- **EXERCISE INSTRUCTIONS**
Please print the full listing exactly.

Stored records

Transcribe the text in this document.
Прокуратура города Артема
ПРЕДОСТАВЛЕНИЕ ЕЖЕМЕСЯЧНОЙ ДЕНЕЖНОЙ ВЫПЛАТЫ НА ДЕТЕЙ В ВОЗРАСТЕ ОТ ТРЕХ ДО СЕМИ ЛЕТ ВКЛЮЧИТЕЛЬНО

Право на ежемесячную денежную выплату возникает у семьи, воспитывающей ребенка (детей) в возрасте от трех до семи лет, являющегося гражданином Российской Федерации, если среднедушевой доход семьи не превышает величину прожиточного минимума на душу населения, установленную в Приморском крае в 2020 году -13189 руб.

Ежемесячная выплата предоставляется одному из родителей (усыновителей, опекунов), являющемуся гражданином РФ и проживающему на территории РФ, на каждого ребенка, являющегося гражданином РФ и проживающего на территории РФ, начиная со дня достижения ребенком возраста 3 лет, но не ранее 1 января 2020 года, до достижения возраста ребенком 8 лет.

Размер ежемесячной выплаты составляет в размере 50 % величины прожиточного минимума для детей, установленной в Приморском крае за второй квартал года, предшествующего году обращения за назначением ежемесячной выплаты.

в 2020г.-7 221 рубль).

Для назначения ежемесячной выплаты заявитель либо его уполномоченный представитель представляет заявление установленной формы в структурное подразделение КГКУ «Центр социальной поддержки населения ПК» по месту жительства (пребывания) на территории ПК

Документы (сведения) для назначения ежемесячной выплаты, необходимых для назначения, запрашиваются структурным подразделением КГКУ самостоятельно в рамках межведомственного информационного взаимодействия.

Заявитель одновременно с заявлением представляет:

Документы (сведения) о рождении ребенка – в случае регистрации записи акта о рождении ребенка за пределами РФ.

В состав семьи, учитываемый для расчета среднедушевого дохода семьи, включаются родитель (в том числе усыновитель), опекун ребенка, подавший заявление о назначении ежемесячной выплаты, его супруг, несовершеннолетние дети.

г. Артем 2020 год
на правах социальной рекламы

- **THE SOLUTION**
Transcribe the text in this document.
Прокуратура города Артема
ПРЕДОСТАВЛЕНИЕ ЕЖЕМЕСЯЧНОЙ ДЕНЕЖНОЙ ВЫПЛАТЫ НА ДЕТЕЙ В ВОЗРАСТЕ ОТ ТРЕХ ДО СЕМИ ЛЕТ ВКЛЮЧИТЕЛЬНО

Право на ежемесячную денежную выплату возникает у семьи, воспитывающей ребенка (детей) в возрасте от трех до семи лет, являющегося гражданином Российской Федерации, если среднедушевой доход семьи не превышает величину прожиточного минимума на душу населения, установленную в Приморском крае в 2020 году -13189 руб.

Ежемесячная выплата предоставляется одному из родителей (усыновителей, опекунов), являющемуся гражданином РФ и проживающему на территории РФ, на каждого ребенка, являющегося гражданином РФ и проживающего на территории РФ, начиная со дня достижения ребенком возраста 3 лет, но не ранее 1 января 2020 года, до достижения возраста ребенком 8 лет.

Размер ежемесячной выплаты составляет в размере 50 % величины прожиточного минимума для детей, установленной в Приморском крае за второй квартал года, предшествующего году обращения за назначением ежемесячной выплаты.

в 2020г.-7 221 рубль).

Для назначения ежемесячной выплаты заявитель либо его уполномоченный представитель представляет заявление установленной формы в структурное подразделение КГКУ «Центр социальной поддержки населения ПК» по месту жительства (пребывания) на территории ПК

Документы (сведения) для назначения ежемесячной выплаты, необходимых для назначения, запрашиваются структурным подразделением КГКУ самостоятельно в рамках межведомственного информационного взаимодействия.

Заявитель одновременно с заявлением представляет:

Документы (сведения) о рождении ребенка – в случае регистрации записи акта о рождении ребенка за пределами РФ.

В состав семьи, учитываемый для расчета среднедушевого дохода семьи, включаются родитель (в том числе усыновитель), опекун ребенка, подавший заявление о назначении ежемесячной выплаты, его супруг, несовершеннолетние дети.

г. Артем 2020 год
на правах социальной рекламы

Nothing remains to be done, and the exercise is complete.